Within this material, how many lines have the string "TypeScript" in them? The answer is a number, with nothing added.

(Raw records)
___
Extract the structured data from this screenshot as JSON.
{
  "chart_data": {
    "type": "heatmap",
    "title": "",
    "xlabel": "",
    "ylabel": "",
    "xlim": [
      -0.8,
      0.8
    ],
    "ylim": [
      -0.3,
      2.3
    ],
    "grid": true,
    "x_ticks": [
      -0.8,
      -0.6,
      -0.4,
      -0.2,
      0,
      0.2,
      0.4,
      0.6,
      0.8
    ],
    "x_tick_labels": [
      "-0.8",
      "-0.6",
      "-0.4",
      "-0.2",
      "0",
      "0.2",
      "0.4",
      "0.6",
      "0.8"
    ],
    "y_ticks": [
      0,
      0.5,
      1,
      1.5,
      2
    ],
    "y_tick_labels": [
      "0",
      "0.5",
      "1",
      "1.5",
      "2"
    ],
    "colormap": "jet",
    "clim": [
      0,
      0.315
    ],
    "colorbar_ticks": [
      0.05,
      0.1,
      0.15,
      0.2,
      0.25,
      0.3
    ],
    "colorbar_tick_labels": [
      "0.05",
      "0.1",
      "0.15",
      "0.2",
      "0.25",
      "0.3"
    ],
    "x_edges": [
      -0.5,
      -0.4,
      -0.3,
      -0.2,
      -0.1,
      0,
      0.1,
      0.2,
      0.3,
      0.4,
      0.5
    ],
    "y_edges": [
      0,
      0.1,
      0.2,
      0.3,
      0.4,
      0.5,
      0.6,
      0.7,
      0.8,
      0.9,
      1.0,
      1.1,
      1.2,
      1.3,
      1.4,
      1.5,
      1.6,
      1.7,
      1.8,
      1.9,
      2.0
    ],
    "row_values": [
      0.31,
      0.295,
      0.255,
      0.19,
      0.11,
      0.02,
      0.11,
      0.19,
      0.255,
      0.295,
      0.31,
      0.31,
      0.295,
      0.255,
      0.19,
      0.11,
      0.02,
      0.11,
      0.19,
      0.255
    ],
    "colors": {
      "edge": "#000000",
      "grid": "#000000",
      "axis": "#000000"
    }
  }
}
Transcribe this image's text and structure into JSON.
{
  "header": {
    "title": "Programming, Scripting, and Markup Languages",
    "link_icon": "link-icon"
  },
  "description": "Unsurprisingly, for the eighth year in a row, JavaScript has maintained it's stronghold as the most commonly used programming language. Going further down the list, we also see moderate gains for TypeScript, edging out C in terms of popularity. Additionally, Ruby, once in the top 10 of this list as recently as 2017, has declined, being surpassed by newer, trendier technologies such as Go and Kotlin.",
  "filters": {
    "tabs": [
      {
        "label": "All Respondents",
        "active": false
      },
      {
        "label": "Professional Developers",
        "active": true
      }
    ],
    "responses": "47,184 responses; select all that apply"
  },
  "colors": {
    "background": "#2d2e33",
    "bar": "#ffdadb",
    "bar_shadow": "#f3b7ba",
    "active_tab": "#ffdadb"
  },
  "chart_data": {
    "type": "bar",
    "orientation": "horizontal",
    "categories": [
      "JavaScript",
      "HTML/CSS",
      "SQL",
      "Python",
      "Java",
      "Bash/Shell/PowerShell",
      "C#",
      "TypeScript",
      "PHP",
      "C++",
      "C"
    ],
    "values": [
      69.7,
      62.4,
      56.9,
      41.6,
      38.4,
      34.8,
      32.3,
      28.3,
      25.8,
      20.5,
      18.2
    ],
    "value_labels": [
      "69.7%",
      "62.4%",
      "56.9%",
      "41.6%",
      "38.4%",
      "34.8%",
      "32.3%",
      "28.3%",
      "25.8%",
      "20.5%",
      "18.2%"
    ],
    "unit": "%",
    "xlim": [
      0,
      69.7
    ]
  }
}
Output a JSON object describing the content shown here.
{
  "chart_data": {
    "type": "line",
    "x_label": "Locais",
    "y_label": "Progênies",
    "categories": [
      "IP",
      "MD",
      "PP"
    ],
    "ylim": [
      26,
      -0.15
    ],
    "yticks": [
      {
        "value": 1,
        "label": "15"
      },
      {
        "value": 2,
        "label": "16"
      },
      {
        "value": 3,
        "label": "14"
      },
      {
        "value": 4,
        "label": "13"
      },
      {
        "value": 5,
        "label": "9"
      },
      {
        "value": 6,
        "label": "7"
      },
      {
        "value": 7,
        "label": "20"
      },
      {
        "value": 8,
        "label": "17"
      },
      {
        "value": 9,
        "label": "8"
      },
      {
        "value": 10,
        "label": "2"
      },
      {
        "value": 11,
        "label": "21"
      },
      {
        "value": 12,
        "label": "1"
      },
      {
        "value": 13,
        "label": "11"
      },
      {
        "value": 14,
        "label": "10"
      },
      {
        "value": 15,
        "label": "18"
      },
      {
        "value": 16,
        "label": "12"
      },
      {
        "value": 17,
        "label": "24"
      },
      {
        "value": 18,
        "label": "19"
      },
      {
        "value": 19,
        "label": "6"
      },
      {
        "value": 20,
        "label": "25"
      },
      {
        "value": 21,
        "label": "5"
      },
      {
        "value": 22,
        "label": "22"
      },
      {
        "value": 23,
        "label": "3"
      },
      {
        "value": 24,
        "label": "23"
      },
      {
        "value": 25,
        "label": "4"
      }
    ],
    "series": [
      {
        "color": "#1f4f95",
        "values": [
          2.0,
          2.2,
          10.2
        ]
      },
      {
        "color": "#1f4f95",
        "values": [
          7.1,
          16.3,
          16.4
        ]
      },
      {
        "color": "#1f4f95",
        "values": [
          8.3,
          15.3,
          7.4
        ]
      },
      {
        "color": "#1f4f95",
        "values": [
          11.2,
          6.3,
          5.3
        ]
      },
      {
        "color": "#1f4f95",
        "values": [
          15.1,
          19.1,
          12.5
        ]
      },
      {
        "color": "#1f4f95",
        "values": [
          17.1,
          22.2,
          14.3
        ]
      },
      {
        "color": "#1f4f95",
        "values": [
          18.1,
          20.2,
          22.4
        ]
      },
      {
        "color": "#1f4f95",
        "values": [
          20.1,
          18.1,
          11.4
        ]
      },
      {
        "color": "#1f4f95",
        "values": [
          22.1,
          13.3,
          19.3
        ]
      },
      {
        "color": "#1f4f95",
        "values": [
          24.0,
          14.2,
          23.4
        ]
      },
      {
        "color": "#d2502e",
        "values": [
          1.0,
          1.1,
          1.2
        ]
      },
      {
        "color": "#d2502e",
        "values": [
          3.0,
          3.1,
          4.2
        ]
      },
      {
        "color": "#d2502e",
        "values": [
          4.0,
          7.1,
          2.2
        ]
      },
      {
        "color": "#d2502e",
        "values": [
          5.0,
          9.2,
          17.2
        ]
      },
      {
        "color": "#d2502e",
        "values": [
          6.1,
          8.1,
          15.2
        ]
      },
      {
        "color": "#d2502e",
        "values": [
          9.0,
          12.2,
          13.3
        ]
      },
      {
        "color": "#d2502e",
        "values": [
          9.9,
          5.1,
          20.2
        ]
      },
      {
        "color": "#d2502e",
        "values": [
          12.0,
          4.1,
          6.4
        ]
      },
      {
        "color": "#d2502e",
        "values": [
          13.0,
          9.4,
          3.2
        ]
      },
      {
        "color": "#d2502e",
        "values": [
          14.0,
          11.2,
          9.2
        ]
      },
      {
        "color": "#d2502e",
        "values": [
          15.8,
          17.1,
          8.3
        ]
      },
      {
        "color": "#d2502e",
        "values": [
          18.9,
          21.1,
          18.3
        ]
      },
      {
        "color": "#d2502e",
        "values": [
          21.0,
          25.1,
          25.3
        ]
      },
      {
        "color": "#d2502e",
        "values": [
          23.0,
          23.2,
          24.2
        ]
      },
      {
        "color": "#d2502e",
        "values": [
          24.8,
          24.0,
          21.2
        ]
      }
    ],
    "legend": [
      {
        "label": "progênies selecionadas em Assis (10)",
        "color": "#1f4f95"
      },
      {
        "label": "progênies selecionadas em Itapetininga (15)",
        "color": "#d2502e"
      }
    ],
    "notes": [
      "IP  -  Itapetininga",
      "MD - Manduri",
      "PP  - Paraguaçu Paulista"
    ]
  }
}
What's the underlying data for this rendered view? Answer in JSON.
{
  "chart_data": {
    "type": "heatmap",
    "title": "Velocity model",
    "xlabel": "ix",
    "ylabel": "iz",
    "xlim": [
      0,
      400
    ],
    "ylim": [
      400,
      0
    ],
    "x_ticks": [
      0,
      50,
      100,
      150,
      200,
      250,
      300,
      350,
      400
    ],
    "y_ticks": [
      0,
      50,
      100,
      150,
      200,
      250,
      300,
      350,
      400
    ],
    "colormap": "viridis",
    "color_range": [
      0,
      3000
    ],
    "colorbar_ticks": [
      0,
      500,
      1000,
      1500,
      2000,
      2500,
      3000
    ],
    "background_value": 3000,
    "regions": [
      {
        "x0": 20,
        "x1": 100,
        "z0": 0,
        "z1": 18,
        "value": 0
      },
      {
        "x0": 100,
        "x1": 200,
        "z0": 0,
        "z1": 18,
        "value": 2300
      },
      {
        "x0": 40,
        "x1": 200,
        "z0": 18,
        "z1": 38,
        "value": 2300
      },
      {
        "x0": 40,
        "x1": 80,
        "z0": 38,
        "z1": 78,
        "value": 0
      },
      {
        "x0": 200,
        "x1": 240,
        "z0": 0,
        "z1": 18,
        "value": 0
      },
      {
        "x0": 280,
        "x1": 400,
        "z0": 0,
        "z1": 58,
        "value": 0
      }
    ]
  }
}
___
# Exercise answer
2